=== Given problem ===
Send back the entries below exactly as they appear.

======

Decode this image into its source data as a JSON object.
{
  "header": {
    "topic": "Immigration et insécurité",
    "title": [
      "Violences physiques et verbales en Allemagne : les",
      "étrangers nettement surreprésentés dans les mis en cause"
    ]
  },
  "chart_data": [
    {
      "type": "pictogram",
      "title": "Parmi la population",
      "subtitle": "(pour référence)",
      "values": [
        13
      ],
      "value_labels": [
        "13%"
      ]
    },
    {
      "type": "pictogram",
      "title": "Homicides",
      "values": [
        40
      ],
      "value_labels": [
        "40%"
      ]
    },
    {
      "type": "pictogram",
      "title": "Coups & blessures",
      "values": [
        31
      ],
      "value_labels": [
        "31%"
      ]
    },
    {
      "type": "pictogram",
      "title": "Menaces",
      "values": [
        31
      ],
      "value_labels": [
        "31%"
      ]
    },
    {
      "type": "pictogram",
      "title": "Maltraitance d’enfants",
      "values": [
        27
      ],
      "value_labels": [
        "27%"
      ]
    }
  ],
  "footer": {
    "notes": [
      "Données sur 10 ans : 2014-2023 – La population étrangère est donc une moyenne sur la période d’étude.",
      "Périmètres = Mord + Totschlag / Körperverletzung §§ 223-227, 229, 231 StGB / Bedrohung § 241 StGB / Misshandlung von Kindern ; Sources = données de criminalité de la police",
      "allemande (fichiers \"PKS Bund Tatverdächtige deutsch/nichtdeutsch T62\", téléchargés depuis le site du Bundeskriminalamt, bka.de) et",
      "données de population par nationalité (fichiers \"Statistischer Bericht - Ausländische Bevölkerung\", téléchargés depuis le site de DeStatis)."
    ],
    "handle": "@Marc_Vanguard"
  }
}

======

=== Problem solution ===
Decode this image into its source data as a JSON object.
{
  "header": {
    "topic": "Immigration et insécurité",
    "title": [
      "Violences physiques et verbales en Allemagne : les",
      "étrangers nettement surreprésentés dans les mis en cause"
    ]
  },
  "chart_data": [
    {
      "type": "pictogram",
      "title": "Parmi la population",
      "subtitle": "(pour référence)",
      "values": [
        13
      ],
      "value_labels": [
        "13%"
      ]
    },
    {
      "type": "pictogram",
      "title": "Homicides",
      "values": [
        40
      ],
      "value_labels": [
        "40%"
      ]
    },
    {
      "type": "pictogram",
      "title": "Coups & blessures",
      "values": [
        31
      ],
      "value_labels": [
        "31%"
      ]
    },
    {
      "type": "pictogram",
      "title": "Menaces",
      "values": [
        31
      ],
      "value_labels": [
        "31%"
      ]
    },
    {
      "type": "pictogram",
      "title": "Maltraitance d’enfants",
      "values": [
        27
      ],
      "value_labels": [
        "27%"
      ]
    }
  ],
  "footer": {
    "notes": [
      "Données sur 10 ans : 2014-2023 – La population étrangère est donc une moyenne sur la période d’étude.",
      "Périmètres = Mord + Totschlag / Körperverletzung §§ 223-227, 229, 231 StGB / Bedrohung § 241 StGB / Misshandlung von Kindern ; Sources = données de criminalité de la police",
      "allemande (fichiers \"PKS Bund Tatverdächtige deutsch/nichtdeutsch T62\", téléchargés depuis le site du Bundeskriminalamt, bka.de) et",
      "données de population par nationalité (fichiers \"Statistischer Bericht - Ausländische Bevölkerung\", téléchargés depuis le site de DeStatis)."
    ],
    "handle": "@Marc_Vanguard"
  }
}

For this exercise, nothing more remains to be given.